[Records from a data source]
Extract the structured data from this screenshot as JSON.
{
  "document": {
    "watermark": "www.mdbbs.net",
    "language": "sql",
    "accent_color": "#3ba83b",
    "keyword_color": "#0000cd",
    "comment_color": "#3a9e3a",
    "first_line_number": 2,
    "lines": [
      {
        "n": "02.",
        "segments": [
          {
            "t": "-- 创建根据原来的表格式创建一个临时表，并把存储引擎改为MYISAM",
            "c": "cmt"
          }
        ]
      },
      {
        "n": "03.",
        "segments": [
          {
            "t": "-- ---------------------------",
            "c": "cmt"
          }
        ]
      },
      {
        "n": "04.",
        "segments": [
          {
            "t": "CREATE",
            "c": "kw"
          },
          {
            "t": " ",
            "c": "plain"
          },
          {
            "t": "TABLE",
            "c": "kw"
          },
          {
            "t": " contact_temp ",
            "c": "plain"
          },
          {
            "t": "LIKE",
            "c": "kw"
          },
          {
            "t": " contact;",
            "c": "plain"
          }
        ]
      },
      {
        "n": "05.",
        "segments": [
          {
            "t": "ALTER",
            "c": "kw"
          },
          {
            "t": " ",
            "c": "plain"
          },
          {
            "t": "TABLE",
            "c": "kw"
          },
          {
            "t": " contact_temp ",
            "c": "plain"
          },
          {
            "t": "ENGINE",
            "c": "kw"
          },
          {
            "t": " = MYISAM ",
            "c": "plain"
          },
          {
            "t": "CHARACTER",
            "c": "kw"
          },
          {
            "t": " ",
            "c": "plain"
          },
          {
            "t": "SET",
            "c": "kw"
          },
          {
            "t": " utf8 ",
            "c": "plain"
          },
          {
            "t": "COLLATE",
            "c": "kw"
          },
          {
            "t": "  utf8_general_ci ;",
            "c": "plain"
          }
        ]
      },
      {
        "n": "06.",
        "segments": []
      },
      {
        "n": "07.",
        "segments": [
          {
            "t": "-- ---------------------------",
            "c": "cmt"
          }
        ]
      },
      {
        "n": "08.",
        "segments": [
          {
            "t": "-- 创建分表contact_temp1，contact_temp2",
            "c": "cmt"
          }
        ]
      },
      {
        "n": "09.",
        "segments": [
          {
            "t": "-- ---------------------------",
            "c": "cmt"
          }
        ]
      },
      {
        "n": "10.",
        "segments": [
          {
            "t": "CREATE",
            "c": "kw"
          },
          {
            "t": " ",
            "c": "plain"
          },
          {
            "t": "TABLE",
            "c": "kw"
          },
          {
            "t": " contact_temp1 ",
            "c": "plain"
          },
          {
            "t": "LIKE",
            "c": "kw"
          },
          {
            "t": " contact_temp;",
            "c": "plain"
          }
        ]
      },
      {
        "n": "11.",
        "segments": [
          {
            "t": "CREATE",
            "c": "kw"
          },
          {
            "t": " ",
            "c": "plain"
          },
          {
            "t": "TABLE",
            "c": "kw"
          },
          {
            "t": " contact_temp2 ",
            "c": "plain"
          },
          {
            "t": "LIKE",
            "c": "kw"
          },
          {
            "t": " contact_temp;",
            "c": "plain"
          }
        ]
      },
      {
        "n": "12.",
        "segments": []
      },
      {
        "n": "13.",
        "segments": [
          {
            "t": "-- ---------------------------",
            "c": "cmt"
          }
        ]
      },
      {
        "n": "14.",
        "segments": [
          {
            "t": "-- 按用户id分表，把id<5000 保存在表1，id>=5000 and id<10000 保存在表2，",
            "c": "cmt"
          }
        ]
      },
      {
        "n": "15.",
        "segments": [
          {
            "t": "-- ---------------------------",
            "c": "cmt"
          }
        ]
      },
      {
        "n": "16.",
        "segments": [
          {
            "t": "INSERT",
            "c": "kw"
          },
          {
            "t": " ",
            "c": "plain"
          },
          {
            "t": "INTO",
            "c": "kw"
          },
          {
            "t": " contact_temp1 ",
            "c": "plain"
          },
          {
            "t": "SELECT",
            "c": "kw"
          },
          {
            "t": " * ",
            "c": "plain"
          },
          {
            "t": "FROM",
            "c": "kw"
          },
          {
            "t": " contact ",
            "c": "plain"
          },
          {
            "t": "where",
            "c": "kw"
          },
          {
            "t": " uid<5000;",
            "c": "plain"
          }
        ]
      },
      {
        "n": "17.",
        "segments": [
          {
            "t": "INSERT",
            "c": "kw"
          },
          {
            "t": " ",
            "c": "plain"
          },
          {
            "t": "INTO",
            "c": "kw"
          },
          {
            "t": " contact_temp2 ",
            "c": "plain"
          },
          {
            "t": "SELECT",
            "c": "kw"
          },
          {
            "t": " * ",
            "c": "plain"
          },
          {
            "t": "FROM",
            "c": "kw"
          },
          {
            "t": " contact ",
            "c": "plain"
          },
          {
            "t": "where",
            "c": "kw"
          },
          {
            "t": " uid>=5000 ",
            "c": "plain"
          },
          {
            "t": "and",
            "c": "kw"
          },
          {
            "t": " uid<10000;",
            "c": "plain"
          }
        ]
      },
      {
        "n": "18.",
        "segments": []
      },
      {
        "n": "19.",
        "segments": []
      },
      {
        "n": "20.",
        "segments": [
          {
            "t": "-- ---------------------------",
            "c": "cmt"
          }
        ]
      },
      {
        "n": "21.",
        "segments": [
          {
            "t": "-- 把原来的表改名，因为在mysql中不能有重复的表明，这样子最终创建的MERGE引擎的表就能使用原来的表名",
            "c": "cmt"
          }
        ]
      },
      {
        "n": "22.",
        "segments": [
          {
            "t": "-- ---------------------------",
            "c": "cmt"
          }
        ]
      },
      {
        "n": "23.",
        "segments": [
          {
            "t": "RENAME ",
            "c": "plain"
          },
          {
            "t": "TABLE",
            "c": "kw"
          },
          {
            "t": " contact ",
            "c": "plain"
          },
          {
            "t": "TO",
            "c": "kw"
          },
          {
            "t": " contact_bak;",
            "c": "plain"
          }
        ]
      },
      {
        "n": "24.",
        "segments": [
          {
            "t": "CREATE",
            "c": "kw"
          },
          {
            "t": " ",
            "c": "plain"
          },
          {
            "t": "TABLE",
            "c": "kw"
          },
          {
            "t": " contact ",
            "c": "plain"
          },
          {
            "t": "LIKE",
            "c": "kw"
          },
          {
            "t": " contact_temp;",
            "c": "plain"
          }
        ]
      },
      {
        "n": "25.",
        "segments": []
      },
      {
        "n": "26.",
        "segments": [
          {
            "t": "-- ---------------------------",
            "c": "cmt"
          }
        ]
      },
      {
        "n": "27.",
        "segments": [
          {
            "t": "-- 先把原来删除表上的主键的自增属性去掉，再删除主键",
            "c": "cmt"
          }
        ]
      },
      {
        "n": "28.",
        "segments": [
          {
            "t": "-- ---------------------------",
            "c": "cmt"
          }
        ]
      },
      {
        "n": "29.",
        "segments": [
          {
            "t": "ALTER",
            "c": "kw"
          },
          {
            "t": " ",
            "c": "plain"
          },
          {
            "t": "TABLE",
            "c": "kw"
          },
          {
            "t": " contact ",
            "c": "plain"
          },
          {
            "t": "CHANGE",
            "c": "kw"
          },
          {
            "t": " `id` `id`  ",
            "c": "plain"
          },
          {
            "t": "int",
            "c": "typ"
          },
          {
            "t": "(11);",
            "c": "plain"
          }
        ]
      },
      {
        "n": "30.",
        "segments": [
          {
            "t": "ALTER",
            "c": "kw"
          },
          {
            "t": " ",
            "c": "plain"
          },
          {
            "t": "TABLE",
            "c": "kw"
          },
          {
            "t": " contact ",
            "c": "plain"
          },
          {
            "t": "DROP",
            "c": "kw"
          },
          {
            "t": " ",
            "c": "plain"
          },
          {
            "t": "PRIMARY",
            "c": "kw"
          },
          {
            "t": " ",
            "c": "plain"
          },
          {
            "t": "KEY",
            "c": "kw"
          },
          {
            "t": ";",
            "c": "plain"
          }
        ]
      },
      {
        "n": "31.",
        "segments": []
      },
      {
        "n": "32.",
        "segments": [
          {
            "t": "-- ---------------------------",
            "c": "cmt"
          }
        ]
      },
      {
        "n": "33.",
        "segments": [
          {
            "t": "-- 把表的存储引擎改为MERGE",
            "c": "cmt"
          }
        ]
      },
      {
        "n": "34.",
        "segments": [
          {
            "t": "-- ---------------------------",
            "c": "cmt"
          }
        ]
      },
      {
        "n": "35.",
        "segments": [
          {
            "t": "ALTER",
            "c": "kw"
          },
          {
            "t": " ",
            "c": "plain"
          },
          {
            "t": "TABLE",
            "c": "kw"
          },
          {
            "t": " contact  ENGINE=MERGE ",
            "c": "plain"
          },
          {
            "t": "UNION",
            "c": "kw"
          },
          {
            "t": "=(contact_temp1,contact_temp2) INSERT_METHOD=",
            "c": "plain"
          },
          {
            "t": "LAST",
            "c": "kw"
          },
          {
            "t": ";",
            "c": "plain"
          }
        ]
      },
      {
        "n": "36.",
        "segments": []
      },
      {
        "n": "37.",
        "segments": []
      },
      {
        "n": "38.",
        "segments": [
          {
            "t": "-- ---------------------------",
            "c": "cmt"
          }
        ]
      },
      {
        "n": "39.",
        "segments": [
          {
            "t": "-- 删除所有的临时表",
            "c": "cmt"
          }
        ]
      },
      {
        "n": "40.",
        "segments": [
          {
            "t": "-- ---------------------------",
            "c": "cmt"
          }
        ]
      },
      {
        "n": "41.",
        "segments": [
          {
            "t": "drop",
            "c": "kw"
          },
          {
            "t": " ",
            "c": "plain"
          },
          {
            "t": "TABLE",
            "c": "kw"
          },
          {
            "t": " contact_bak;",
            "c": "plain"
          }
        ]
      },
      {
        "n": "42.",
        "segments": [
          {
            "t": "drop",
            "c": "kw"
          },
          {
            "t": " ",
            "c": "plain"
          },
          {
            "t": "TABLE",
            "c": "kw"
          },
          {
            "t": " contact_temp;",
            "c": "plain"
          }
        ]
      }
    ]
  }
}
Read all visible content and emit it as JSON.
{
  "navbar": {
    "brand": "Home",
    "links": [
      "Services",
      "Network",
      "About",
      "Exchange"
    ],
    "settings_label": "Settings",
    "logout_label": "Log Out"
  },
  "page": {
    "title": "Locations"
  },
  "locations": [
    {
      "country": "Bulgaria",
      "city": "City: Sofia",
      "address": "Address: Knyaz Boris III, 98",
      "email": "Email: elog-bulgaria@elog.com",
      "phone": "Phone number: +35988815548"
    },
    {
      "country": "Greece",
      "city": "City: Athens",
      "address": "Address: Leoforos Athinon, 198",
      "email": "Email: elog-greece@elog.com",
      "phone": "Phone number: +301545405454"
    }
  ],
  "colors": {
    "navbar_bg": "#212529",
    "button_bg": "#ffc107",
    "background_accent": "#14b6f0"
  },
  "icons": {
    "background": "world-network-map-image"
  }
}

Written exercise
Filter the data, keeping only the lines that contain "email".

Complete output
      "email": "Email: elog-bulgaria@elog.com",
      "email": "Email: elog-greece@elog.com",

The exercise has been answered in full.